### TO BE DONE
Please output the records below in full, exactly as given, but without the images.

### SUPPLIED ENTRIES
(begin)

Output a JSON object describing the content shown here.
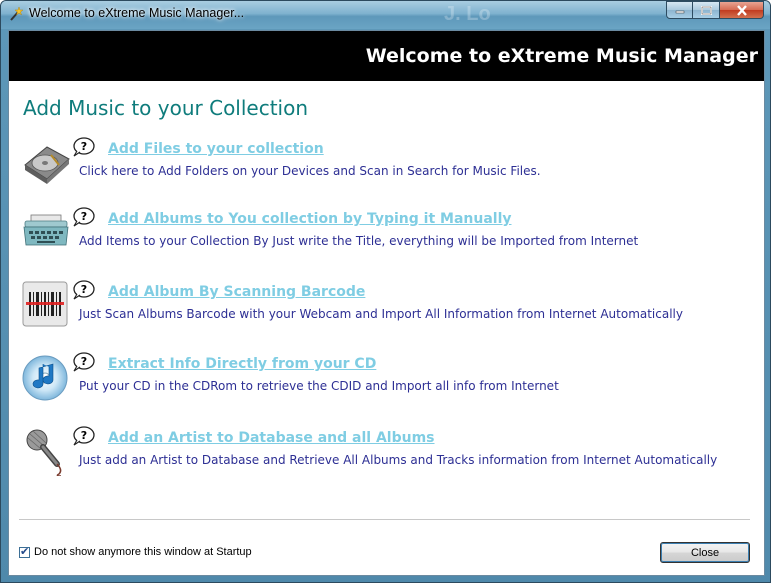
{
  "window": {
    "title": "Welcome to eXtreme Music Manager...",
    "background_ghost_text": "J. Lo"
  },
  "banner": {
    "title": "Welcome to eXtreme Music Manager"
  },
  "heading": "Add Music to your Collection",
  "items": [
    {
      "icon": "hard-drive-icon",
      "link": "Add Files to your collection",
      "description": "Click here to Add Folders on your Devices and Scan in Search for Music Files."
    },
    {
      "icon": "typewriter-icon",
      "link": "Add Albums to You collection by Typing it Manually",
      "description": "Add Items to your Collection By Just write the Title, everything will be Imported from Internet"
    },
    {
      "icon": "barcode-scanner-icon",
      "link": "Add Album By Scanning Barcode",
      "description": "Just Scan Albums Barcode with your Webcam and Import All Information from Internet Automatically"
    },
    {
      "icon": "cd-music-icon",
      "link": "Extract Info Directly from your CD",
      "description": "Put your CD in the CDRom to retrieve the CDID and Import all info from Internet"
    },
    {
      "icon": "microphone-icon",
      "link": "Add an Artist to Database and all Albums",
      "description": "Just add an Artist to Database and Retrieve All Albums and Tracks information from Internet Automatically"
    }
  ],
  "footer": {
    "checkbox_label": "Do not show anymore this window at Startup",
    "checkbox_checked": true,
    "close_label": "Close"
  },
  "colors": {
    "heading": "#0f7c7c",
    "link": "#7fcde3",
    "description": "#2d2f94",
    "banner": "#000000"
  }
}
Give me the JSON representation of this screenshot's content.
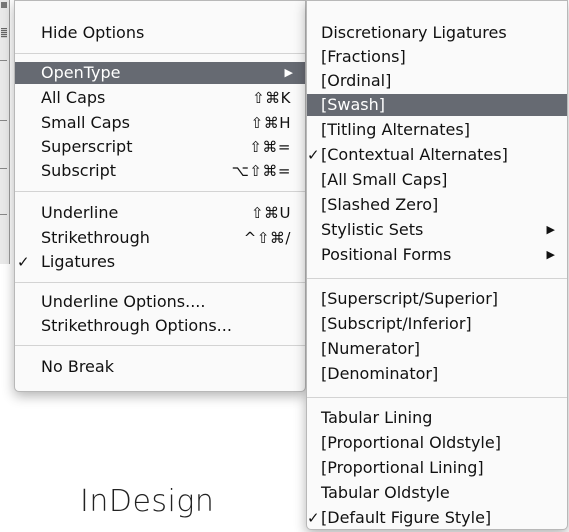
{
  "main_menu": {
    "hide_options": "Hide Options",
    "opentype": "OpenType",
    "all_caps": "All Caps",
    "all_caps_shortcut": "⇧⌘K",
    "small_caps": "Small Caps",
    "small_caps_shortcut": "⇧⌘H",
    "superscript": "Superscript",
    "superscript_shortcut": "⇧⌘=",
    "subscript": "Subscript",
    "subscript_shortcut": "⌥⇧⌘=",
    "underline": "Underline",
    "underline_shortcut": "⇧⌘U",
    "strikethrough": "Strikethrough",
    "strikethrough_shortcut": "^⇧⌘/",
    "ligatures": "Ligatures",
    "underline_options": "Underline Options....",
    "strikethrough_options": "Strikethrough Options...",
    "no_break": "No Break"
  },
  "submenu": {
    "discretionary_ligatures": "Discretionary Ligatures",
    "fractions": "[Fractions]",
    "ordinal": "[Ordinal]",
    "swash": "[Swash]",
    "titling_alternates": "[Titling Alternates]",
    "contextual_alternates": "[Contextual Alternates]",
    "all_small_caps": "[All Small Caps]",
    "slashed_zero": "[Slashed Zero]",
    "stylistic_sets": "Stylistic Sets",
    "positional_forms": "Positional Forms",
    "superscript_superior": "[Superscript/Superior]",
    "subscript_inferior": "[Subscript/Inferior]",
    "numerator": "[Numerator]",
    "denominator": "[Denominator]",
    "tabular_lining": "Tabular Lining",
    "proportional_oldstyle": "[Proportional Oldstyle]",
    "proportional_lining": "[Proportional Lining]",
    "tabular_oldstyle": "Tabular Oldstyle",
    "default_figure_style": "[Default Figure Style]"
  },
  "symbols": {
    "check": "✓",
    "submenu_arrow": "▶"
  },
  "caption": "InDesign",
  "colors": {
    "highlight": "#666a72",
    "menu_bg": "#fafafa"
  }
}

(end)

### SOLUTION FOR THIS TASK
Output a JSON object describing the content shown here.
{
  "window": {
    "title": "Welcome to eXtreme Music Manager...",
    "background_ghost_text": "J. Lo"
  },
  "banner": {
    "title": "Welcome to eXtreme Music Manager"
  },
  "heading": "Add Music to your Collection",
  "items": [
    {
      "icon": "hard-drive-icon",
      "link": "Add Files to your collection",
      "description": "Click here to Add Folders on your Devices and Scan in Search for Music Files."
    },
    {
      "icon": "typewriter-icon",
      "link": "Add Albums to You collection by Typing it Manually",
      "description": "Add Items to your Collection By Just write the Title, everything will be Imported from Internet"
    },
    {
      "icon": "barcode-scanner-icon",
      "link": "Add Album By Scanning Barcode",
      "description": "Just Scan Albums Barcode with your Webcam and Import All Information from Internet Automatically"
    },
    {
      "icon": "cd-music-icon",
      "link": "Extract Info Directly from your CD",
      "description": "Put your CD in the CDRom to retrieve the CDID and Import all info from Internet"
    },
    {
      "icon": "microphone-icon",
      "link": "Add an Artist to Database and all Albums",
      "description": "Just add an Artist to Database and Retrieve All Albums and Tracks information from Internet Automatically"
    }
  ],
  "footer": {
    "checkbox_label": "Do not show anymore this window at Startup",
    "checkbox_checked": true,
    "close_label": "Close"
  },
  "colors": {
    "heading": "#0f7c7c",
    "link": "#7fcde3",
    "description": "#2d2f94",
    "banner": "#000000"
  }
}
Give me the JSON representation of this screenshot's content.
{
  "main_menu": {
    "hide_options": "Hide Options",
    "opentype": "OpenType",
    "all_caps": "All Caps",
    "all_caps_shortcut": "⇧⌘K",
    "small_caps": "Small Caps",
    "small_caps_shortcut": "⇧⌘H",
    "superscript": "Superscript",
    "superscript_shortcut": "⇧⌘=",
    "subscript": "Subscript",
    "subscript_shortcut": "⌥⇧⌘=",
    "underline": "Underline",
    "underline_shortcut": "⇧⌘U",
    "strikethrough": "Strikethrough",
    "strikethrough_shortcut": "^⇧⌘/",
    "ligatures": "Ligatures",
    "underline_options": "Underline Options....",
    "strikethrough_options": "Strikethrough Options...",
    "no_break": "No Break"
  },
  "submenu": {
    "discretionary_ligatures": "Discretionary Ligatures",
    "fractions": "[Fractions]",
    "ordinal": "[Ordinal]",
    "swash": "[Swash]",
    "titling_alternates": "[Titling Alternates]",
    "contextual_alternates": "[Contextual Alternates]",
    "all_small_caps": "[All Small Caps]",
    "slashed_zero": "[Slashed Zero]",
    "stylistic_sets": "Stylistic Sets",
    "positional_forms": "Positional Forms",
    "superscript_superior": "[Superscript/Superior]",
    "subscript_inferior": "[Subscript/Inferior]",
    "numerator": "[Numerator]",
    "denominator": "[Denominator]",
    "tabular_lining": "Tabular Lining",
    "proportional_oldstyle": "[Proportional Oldstyle]",
    "proportional_lining": "[Proportional Lining]",
    "tabular_oldstyle": "Tabular Oldstyle",
    "default_figure_style": "[Default Figure Style]"
  },
  "symbols": {
    "check": "✓",
    "submenu_arrow": "▶"
  },
  "caption": "InDesign",
  "colors": {
    "highlight": "#666a72",
    "menu_bg": "#fafafa"
  }
}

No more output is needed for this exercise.